**What to do:** Go through the listing and pick out each line with the word "美術大学の女性入学者割合の推移" in it.

===============

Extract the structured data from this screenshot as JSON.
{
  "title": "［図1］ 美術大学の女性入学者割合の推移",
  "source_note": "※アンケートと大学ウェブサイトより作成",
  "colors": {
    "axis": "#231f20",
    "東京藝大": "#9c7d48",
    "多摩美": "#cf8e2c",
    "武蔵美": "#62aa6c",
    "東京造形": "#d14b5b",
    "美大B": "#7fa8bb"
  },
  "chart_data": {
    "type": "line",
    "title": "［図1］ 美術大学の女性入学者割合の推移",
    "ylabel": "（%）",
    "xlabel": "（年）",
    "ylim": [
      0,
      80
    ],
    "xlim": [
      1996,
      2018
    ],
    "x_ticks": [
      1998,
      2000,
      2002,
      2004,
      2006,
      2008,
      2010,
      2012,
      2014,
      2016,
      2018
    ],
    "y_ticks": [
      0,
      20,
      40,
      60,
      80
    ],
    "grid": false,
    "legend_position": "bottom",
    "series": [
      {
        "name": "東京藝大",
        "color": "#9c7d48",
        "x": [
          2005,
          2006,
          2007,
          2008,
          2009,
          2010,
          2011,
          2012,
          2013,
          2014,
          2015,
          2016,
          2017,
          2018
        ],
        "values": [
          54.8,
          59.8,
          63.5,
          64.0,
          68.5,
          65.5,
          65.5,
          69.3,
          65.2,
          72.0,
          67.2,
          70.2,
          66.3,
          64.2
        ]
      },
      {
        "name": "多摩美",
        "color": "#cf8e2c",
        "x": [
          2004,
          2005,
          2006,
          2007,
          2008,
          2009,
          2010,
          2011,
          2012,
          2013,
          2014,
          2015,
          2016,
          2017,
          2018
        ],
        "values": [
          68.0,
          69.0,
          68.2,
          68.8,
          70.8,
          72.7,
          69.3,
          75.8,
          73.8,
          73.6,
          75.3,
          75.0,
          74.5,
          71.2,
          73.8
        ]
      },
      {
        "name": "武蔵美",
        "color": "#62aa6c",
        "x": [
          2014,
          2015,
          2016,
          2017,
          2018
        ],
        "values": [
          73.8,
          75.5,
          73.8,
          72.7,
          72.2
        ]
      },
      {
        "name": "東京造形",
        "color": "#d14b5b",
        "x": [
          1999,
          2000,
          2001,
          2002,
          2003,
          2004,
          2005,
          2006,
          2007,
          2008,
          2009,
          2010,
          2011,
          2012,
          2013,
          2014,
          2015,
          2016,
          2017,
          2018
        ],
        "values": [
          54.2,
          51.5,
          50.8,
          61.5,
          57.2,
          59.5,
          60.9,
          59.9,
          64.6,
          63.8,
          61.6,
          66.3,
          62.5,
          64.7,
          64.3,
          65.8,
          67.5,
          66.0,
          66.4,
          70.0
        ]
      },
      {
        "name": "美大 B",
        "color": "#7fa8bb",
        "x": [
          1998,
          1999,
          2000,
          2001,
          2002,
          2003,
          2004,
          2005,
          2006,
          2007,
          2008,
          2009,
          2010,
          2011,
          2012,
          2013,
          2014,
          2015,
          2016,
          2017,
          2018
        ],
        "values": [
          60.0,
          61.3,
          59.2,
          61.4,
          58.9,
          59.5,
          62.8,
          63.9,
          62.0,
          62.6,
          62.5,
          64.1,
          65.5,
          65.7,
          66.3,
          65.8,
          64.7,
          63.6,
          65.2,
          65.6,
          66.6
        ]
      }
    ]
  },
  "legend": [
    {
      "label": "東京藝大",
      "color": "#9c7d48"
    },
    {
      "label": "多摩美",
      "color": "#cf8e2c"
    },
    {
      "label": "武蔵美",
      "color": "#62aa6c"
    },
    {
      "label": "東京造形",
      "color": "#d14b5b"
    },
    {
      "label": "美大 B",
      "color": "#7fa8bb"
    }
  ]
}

===============

**Response:**
  "title": "［図1］ 美術大学の女性入学者割合の推移",
    "title": "［図1］ 美術大学の女性入学者割合の推移",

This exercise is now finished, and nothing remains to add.